Record list:
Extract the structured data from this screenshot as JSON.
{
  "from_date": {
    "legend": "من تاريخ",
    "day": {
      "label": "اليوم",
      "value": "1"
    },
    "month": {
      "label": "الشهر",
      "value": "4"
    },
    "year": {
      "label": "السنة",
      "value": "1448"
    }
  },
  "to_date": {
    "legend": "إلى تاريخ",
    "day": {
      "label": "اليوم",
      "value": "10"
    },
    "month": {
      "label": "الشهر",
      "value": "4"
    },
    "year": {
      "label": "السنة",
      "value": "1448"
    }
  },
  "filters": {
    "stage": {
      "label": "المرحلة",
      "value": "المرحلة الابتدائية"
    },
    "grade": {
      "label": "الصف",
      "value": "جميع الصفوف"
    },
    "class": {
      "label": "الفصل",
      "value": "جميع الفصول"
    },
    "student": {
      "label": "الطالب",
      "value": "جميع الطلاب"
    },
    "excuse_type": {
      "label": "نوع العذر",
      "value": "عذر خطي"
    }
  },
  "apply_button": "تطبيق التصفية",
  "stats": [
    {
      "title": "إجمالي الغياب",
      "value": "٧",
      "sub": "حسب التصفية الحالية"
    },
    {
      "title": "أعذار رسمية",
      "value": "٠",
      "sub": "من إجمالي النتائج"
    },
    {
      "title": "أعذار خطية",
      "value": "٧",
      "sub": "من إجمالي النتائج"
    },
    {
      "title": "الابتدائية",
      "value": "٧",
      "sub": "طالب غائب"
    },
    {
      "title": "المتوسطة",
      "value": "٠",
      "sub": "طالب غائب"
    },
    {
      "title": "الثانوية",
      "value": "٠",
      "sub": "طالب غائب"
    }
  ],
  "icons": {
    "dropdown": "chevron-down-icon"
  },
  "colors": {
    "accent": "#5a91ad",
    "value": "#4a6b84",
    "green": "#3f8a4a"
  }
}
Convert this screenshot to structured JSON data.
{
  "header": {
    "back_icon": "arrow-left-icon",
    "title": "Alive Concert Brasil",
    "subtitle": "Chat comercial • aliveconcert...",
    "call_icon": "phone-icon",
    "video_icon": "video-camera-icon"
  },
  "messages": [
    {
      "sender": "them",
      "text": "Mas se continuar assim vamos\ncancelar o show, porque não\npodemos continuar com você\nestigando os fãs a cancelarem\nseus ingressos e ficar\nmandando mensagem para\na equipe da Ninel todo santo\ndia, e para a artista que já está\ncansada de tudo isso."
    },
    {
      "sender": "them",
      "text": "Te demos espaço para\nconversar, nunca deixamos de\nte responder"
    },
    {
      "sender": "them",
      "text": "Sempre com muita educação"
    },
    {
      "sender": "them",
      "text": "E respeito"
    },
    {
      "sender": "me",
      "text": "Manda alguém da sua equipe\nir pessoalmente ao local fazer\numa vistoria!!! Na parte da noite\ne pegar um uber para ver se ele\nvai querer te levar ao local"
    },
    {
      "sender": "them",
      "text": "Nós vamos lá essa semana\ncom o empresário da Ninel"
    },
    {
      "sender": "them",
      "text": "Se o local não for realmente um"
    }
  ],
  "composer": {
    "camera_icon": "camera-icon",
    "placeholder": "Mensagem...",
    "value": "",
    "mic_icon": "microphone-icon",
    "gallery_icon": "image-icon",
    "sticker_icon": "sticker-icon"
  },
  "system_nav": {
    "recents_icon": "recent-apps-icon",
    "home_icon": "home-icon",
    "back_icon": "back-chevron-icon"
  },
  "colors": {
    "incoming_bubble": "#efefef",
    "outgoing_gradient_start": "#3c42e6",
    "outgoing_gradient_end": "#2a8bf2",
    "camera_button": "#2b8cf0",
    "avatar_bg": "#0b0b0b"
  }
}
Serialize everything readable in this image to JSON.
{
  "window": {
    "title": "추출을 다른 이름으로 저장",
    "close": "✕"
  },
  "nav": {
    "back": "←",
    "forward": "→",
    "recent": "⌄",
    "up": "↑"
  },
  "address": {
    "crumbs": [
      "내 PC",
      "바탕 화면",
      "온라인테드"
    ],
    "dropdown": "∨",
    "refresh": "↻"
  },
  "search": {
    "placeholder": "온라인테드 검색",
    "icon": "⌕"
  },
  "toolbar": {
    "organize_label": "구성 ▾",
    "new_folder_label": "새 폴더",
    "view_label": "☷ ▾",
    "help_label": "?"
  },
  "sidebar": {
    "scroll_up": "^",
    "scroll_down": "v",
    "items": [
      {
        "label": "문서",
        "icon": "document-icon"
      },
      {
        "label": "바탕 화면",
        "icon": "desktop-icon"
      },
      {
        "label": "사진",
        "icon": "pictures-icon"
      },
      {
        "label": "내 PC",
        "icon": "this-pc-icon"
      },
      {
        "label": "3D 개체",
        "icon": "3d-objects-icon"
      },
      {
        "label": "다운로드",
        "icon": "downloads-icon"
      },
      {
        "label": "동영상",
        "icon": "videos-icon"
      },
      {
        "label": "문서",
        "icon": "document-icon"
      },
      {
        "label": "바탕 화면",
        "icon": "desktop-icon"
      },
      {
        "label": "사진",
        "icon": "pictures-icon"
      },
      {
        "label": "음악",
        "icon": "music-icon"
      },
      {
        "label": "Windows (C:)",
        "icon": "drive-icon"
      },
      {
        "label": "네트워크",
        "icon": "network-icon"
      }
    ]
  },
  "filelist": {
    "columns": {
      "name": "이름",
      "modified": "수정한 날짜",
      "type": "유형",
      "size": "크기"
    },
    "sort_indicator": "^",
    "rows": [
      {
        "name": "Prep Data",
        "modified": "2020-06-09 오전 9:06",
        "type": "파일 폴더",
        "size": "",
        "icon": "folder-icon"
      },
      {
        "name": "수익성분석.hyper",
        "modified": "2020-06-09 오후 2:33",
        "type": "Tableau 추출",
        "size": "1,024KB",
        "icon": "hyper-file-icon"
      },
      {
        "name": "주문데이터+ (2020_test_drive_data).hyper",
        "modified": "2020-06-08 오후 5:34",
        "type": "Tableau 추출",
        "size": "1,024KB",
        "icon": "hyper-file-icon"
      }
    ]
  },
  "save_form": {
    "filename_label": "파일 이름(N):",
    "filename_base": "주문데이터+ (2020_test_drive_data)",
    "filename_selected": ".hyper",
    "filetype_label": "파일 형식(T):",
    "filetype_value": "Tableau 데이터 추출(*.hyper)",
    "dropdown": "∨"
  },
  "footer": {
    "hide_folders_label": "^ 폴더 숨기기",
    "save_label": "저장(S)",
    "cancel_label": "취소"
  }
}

Prompt: Copy every record exactly, with nothing added or dropped.

In response:
Extract the structured data from this screenshot as JSON.
{
  "from_date": {
    "legend": "من تاريخ",
    "day": {
      "label": "اليوم",
      "value": "1"
    },
    "month": {
      "label": "الشهر",
      "value": "4"
    },
    "year": {
      "label": "السنة",
      "value": "1448"
    }
  },
  "to_date": {
    "legend": "إلى تاريخ",
    "day": {
      "label": "اليوم",
      "value": "10"
    },
    "month": {
      "label": "الشهر",
      "value": "4"
    },
    "year": {
      "label": "السنة",
      "value": "1448"
    }
  },
  "filters": {
    "stage": {
      "label": "المرحلة",
      "value": "المرحلة الابتدائية"
    },
    "grade": {
      "label": "الصف",
      "value": "جميع الصفوف"
    },
    "class": {
      "label": "الفصل",
      "value": "جميع الفصول"
    },
    "student": {
      "label": "الطالب",
      "value": "جميع الطلاب"
    },
    "excuse_type": {
      "label": "نوع العذر",
      "value": "عذر خطي"
    }
  },
  "apply_button": "تطبيق التصفية",
  "stats": [
    {
      "title": "إجمالي الغياب",
      "value": "٧",
      "sub": "حسب التصفية الحالية"
    },
    {
      "title": "أعذار رسمية",
      "value": "٠",
      "sub": "من إجمالي النتائج"
    },
    {
      "title": "أعذار خطية",
      "value": "٧",
      "sub": "من إجمالي النتائج"
    },
    {
      "title": "الابتدائية",
      "value": "٧",
      "sub": "طالب غائب"
    },
    {
      "title": "المتوسطة",
      "value": "٠",
      "sub": "طالب غائب"
    },
    {
      "title": "الثانوية",
      "value": "٠",
      "sub": "طالب غائب"
    }
  ],
  "icons": {
    "dropdown": "chevron-down-icon"
  },
  "colors": {
    "accent": "#5a91ad",
    "value": "#4a6b84",
    "green": "#3f8a4a"
  }
}
Convert this screenshot to structured JSON data.
{
  "header": {
    "back_icon": "arrow-left-icon",
    "title": "Alive Concert Brasil",
    "subtitle": "Chat comercial • aliveconcert...",
    "call_icon": "phone-icon",
    "video_icon": "video-camera-icon"
  },
  "messages": [
    {
      "sender": "them",
      "text": "Mas se continuar assim vamos\ncancelar o show, porque não\npodemos continuar com você\nestigando os fãs a cancelarem\nseus ingressos e ficar\nmandando mensagem para\na equipe da Ninel todo santo\ndia, e para a artista que já está\ncansada de tudo isso."
    },
    {
      "sender": "them",
      "text": "Te demos espaço para\nconversar, nunca deixamos de\nte responder"
    },
    {
      "sender": "them",
      "text": "Sempre com muita educação"
    },
    {
      "sender": "them",
      "text": "E respeito"
    },
    {
      "sender": "me",
      "text": "Manda alguém da sua equipe\nir pessoalmente ao local fazer\numa vistoria!!! Na parte da noite\ne pegar um uber para ver se ele\nvai querer te levar ao local"
    },
    {
      "sender": "them",
      "text": "Nós vamos lá essa semana\ncom o empresário da Ninel"
    },
    {
      "sender": "them",
      "text": "Se o local não for realmente um"
    }
  ],
  "composer": {
    "camera_icon": "camera-icon",
    "placeholder": "Mensagem...",
    "value": "",
    "mic_icon": "microphone-icon",
    "gallery_icon": "image-icon",
    "sticker_icon": "sticker-icon"
  },
  "system_nav": {
    "recents_icon": "recent-apps-icon",
    "home_icon": "home-icon",
    "back_icon": "back-chevron-icon"
  },
  "colors": {
    "incoming_bubble": "#efefef",
    "outgoing_gradient_start": "#3c42e6",
    "outgoing_gradient_end": "#2a8bf2",
    "camera_button": "#2b8cf0",
    "avatar_bg": "#0b0b0b"
  }
}
Serialize everything readable in this image to JSON.
{
  "window": {
    "title": "추출을 다른 이름으로 저장",
    "close": "✕"
  },
  "nav": {
    "back": "←",
    "forward": "→",
    "recent": "⌄",
    "up": "↑"
  },
  "address": {
    "crumbs": [
      "내 PC",
      "바탕 화면",
      "온라인테드"
    ],
    "dropdown": "∨",
    "refresh": "↻"
  },
  "search": {
    "placeholder": "온라인테드 검색",
    "icon": "⌕"
  },
  "toolbar": {
    "organize_label": "구성 ▾",
    "new_folder_label": "새 폴더",
    "view_label": "☷ ▾",
    "help_label": "?"
  },
  "sidebar": {
    "scroll_up": "^",
    "scroll_down": "v",
    "items": [
      {
        "label": "문서",
        "icon": "document-icon"
      },
      {
        "label": "바탕 화면",
        "icon": "desktop-icon"
      },
      {
        "label": "사진",
        "icon": "pictures-icon"
      },
      {
        "label": "내 PC",
        "icon": "this-pc-icon"
      },
      {
        "label": "3D 개체",
        "icon": "3d-objects-icon"
      },
      {
        "label": "다운로드",
        "icon": "downloads-icon"
      },
      {
        "label": "동영상",
        "icon": "videos-icon"
      },
      {
        "label": "문서",
        "icon": "document-icon"
      },
      {
        "label": "바탕 화면",
        "icon": "desktop-icon"
      },
      {
        "label": "사진",
        "icon": "pictures-icon"
      },
      {
        "label": "음악",
        "icon": "music-icon"
      },
      {
        "label": "Windows (C:)",
        "icon": "drive-icon"
      },
      {
        "label": "네트워크",
        "icon": "network-icon"
      }
    ]
  },
  "filelist": {
    "columns": {
      "name": "이름",
      "modified": "수정한 날짜",
      "type": "유형",
      "size": "크기"
    },
    "sort_indicator": "^",
    "rows": [
      {
        "name": "Prep Data",
        "modified": "2020-06-09 오전 9:06",
        "type": "파일 폴더",
        "size": "",
        "icon": "folder-icon"
      },
      {
        "name": "수익성분석.hyper",
        "modified": "2020-06-09 오후 2:33",
        "type": "Tableau 추출",
        "size": "1,024KB",
        "icon": "hyper-file-icon"
      },
      {
        "name": "주문데이터+ (2020_test_drive_data).hyper",
        "modified": "2020-06-08 오후 5:34",
        "type": "Tableau 추출",
        "size": "1,024KB",
        "icon": "hyper-file-icon"
      }
    ]
  },
  "save_form": {
    "filename_label": "파일 이름(N):",
    "filename_base": "주문데이터+ (2020_test_drive_data)",
    "filename_selected": ".hyper",
    "filetype_label": "파일 형식(T):",
    "filetype_value": "Tableau 데이터 추출(*.hyper)",
    "dropdown": "∨"
  },
  "footer": {
    "hide_folders_label": "^ 폴더 숨기기",
    "save_label": "저장(S)",
    "cancel_label": "취소"
  }
}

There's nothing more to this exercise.